§ TASK DETAILS: Search the listing for "style" and copy every line where it appears.

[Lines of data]
++++++

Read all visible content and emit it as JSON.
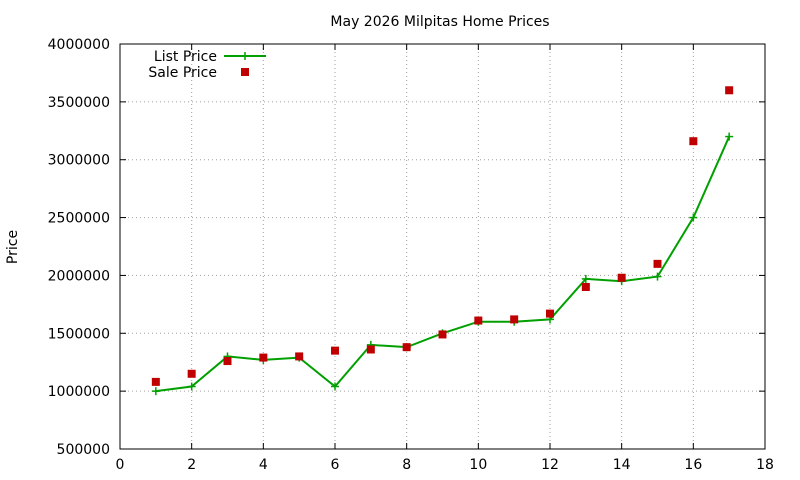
{
  "chart_data": {
    "type": "line",
    "title": "May 2026 Milpitas Home Prices",
    "xlabel": "",
    "ylabel": "Price",
    "xlim": [
      0,
      18
    ],
    "ylim": [
      500000,
      4000000
    ],
    "x_ticks": [
      0,
      2,
      4,
      6,
      8,
      10,
      12,
      14,
      16,
      18
    ],
    "y_ticks": [
      500000,
      1000000,
      1500000,
      2000000,
      2500000,
      3000000,
      3500000,
      4000000
    ],
    "grid": true,
    "legend_position": "top-left",
    "x": [
      1,
      2,
      3,
      4,
      5,
      6,
      7,
      8,
      9,
      10,
      11,
      12,
      13,
      14,
      15,
      16,
      17
    ],
    "series": [
      {
        "name": "List Price",
        "style": "line-with-plus-markers",
        "color": "#00a000",
        "values": [
          1000000,
          1040000,
          1300000,
          1270000,
          1290000,
          1040000,
          1400000,
          1380000,
          1500000,
          1600000,
          1600000,
          1620000,
          1970000,
          1950000,
          1990000,
          2500000,
          3200000
        ]
      },
      {
        "name": "Sale Price",
        "style": "square-points",
        "color": "#c00000",
        "values": [
          1080000,
          1150000,
          1260000,
          1290000,
          1300000,
          1350000,
          1360000,
          1380000,
          1490000,
          1610000,
          1620000,
          1670000,
          1900000,
          1980000,
          2100000,
          3160000,
          3600000
        ]
      }
    ]
  }
}
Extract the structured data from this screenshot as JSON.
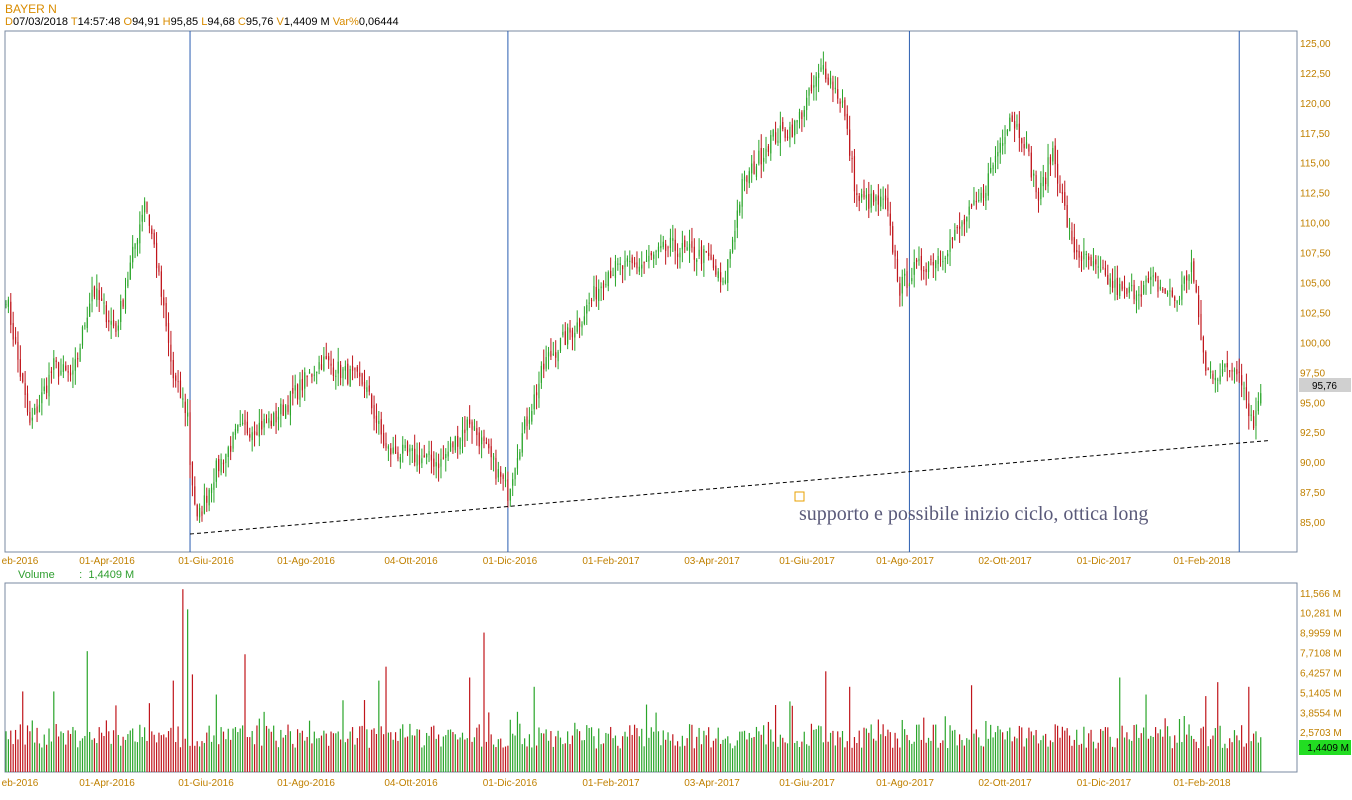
{
  "header": {
    "symbol": "BAYER N",
    "date_key": "D",
    "date": "07/03/2018",
    "time_key": "T",
    "time": "14:57:48",
    "open_key": "O",
    "open": "94,91",
    "high_key": "H",
    "high": "95,85",
    "low_key": "L",
    "low": "94,68",
    "close_key": "C",
    "close": "95,76",
    "vol_key": "V",
    "volume": "1,4409 M",
    "varp_key": "Var%",
    "varp": "0,06444"
  },
  "volume_header": {
    "label": "Volume",
    "sep": ":",
    "value": "1,4409 M"
  },
  "colors": {
    "up": "#2aa52a",
    "down": "#c0161c",
    "vline": "#2a5db0",
    "volume_badge": "#22dd22",
    "price_badge": "#d0d0d0"
  },
  "annotation": {
    "text": "supporto e possibile inizio ciclo, ottica long",
    "marker": "square-marker"
  },
  "chart_data": [
    {
      "type": "candlestick",
      "title": "BAYER N",
      "ylim": [
        82.5,
        126.0
      ],
      "y_ticks": [
        "125,00",
        "122,50",
        "120,00",
        "117,50",
        "115,00",
        "112,50",
        "110,00",
        "107,50",
        "105,00",
        "102,50",
        "100,00",
        "97,50",
        "95,00",
        "92,50",
        "90,00",
        "87,50",
        "85,00"
      ],
      "x_ticks": [
        "eb-2016",
        "01-Apr-2016",
        "01-Giu-2016",
        "01-Ago-2016",
        "04-Ott-2016",
        "01-Dic-2016",
        "01-Feb-2017",
        "03-Apr-2017",
        "01-Giu-2017",
        "01-Ago-2017",
        "02-Ott-2017",
        "01-Dic-2017",
        "01-Feb-2018"
      ],
      "last_price": "95,76",
      "anchors": [
        {
          "i": 0,
          "v": 104
        },
        {
          "i": 10,
          "v": 93
        },
        {
          "i": 20,
          "v": 98
        },
        {
          "i": 28,
          "v": 97
        },
        {
          "i": 36,
          "v": 104.5
        },
        {
          "i": 46,
          "v": 101
        },
        {
          "i": 56,
          "v": 110
        },
        {
          "i": 58,
          "v": 112
        },
        {
          "i": 62,
          "v": 108
        },
        {
          "i": 70,
          "v": 97
        },
        {
          "i": 76,
          "v": 94
        },
        {
          "i": 77,
          "v": 90
        },
        {
          "i": 80,
          "v": 85
        },
        {
          "i": 87,
          "v": 89
        },
        {
          "i": 97,
          "v": 92.5
        },
        {
          "i": 112,
          "v": 93.5
        },
        {
          "i": 132,
          "v": 98.5
        },
        {
          "i": 150,
          "v": 96.5
        },
        {
          "i": 159,
          "v": 91
        },
        {
          "i": 170,
          "v": 90.5
        },
        {
          "i": 182,
          "v": 90
        },
        {
          "i": 194,
          "v": 93.5
        },
        {
          "i": 210,
          "v": 87.5
        },
        {
          "i": 214,
          "v": 91
        },
        {
          "i": 226,
          "v": 98.5
        },
        {
          "i": 239,
          "v": 101.5
        },
        {
          "i": 252,
          "v": 106
        },
        {
          "i": 266,
          "v": 106.5
        },
        {
          "i": 278,
          "v": 108
        },
        {
          "i": 294,
          "v": 107
        },
        {
          "i": 300,
          "v": 104.5
        },
        {
          "i": 308,
          "v": 113
        },
        {
          "i": 320,
          "v": 117
        },
        {
          "i": 330,
          "v": 118
        },
        {
          "i": 342,
          "v": 123
        },
        {
          "i": 350,
          "v": 120
        },
        {
          "i": 356,
          "v": 112
        },
        {
          "i": 368,
          "v": 111.5
        },
        {
          "i": 374,
          "v": 104.5
        },
        {
          "i": 380,
          "v": 106
        },
        {
          "i": 392,
          "v": 107.5
        },
        {
          "i": 408,
          "v": 112
        },
        {
          "i": 420,
          "v": 119
        },
        {
          "i": 426,
          "v": 117
        },
        {
          "i": 432,
          "v": 112
        },
        {
          "i": 438,
          "v": 116
        },
        {
          "i": 446,
          "v": 108
        },
        {
          "i": 456,
          "v": 106
        },
        {
          "i": 468,
          "v": 104
        },
        {
          "i": 480,
          "v": 105
        },
        {
          "i": 490,
          "v": 103.5
        },
        {
          "i": 496,
          "v": 106.5
        },
        {
          "i": 502,
          "v": 97.5
        },
        {
          "i": 508,
          "v": 97.5
        },
        {
          "i": 516,
          "v": 98
        },
        {
          "i": 520,
          "v": 94.5
        },
        {
          "i": 522,
          "v": 93
        },
        {
          "i": 524,
          "v": 95.76
        }
      ],
      "vertical_lines": [
        {
          "i": 77,
          "label": "01-Giu-2016"
        },
        {
          "i": 210,
          "label": "01-Dic-2016"
        },
        {
          "i": 378,
          "label": "01-Ago-2017"
        },
        {
          "i": 516,
          "label": "01-Feb-2018"
        }
      ],
      "trendline": {
        "from": {
          "i": 77,
          "v": 84.0
        },
        "to": {
          "i": 528,
          "v": 91.8
        },
        "style": "dashed"
      }
    },
    {
      "type": "bar",
      "title": "Volume",
      "y_ticks": [
        "11,566 M",
        "10,281 M",
        "8,9959 M",
        "7,7108 M",
        "6,4257 M",
        "5,1405 M",
        "3,8554 M",
        "2,5703 M"
      ],
      "ylim": [
        0,
        12.2
      ],
      "last_volume": "1,4409 M",
      "baseline": 2.0,
      "spikes": [
        {
          "i": 7,
          "v": 5.2
        },
        {
          "i": 20,
          "v": 5.2
        },
        {
          "i": 34,
          "v": 7.8
        },
        {
          "i": 46,
          "v": 4.3
        },
        {
          "i": 70,
          "v": 5.9
        },
        {
          "i": 74,
          "v": 11.8
        },
        {
          "i": 76,
          "v": 10.5
        },
        {
          "i": 78,
          "v": 6.3
        },
        {
          "i": 88,
          "v": 5.0
        },
        {
          "i": 100,
          "v": 7.6
        },
        {
          "i": 156,
          "v": 5.9
        },
        {
          "i": 159,
          "v": 6.8
        },
        {
          "i": 194,
          "v": 6.1
        },
        {
          "i": 200,
          "v": 9.0
        },
        {
          "i": 221,
          "v": 5.5
        },
        {
          "i": 343,
          "v": 6.5
        },
        {
          "i": 353,
          "v": 5.5
        },
        {
          "i": 404,
          "v": 5.6
        },
        {
          "i": 466,
          "v": 6.1
        },
        {
          "i": 477,
          "v": 5.0
        },
        {
          "i": 502,
          "v": 4.9
        },
        {
          "i": 507,
          "v": 5.8
        },
        {
          "i": 520,
          "v": 5.5
        }
      ]
    }
  ]
}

++++++

§ EXERCISE RESPONSE:
        "style": "line-with-plus-markers",
        "style": "square-points",
        "style": "dashed"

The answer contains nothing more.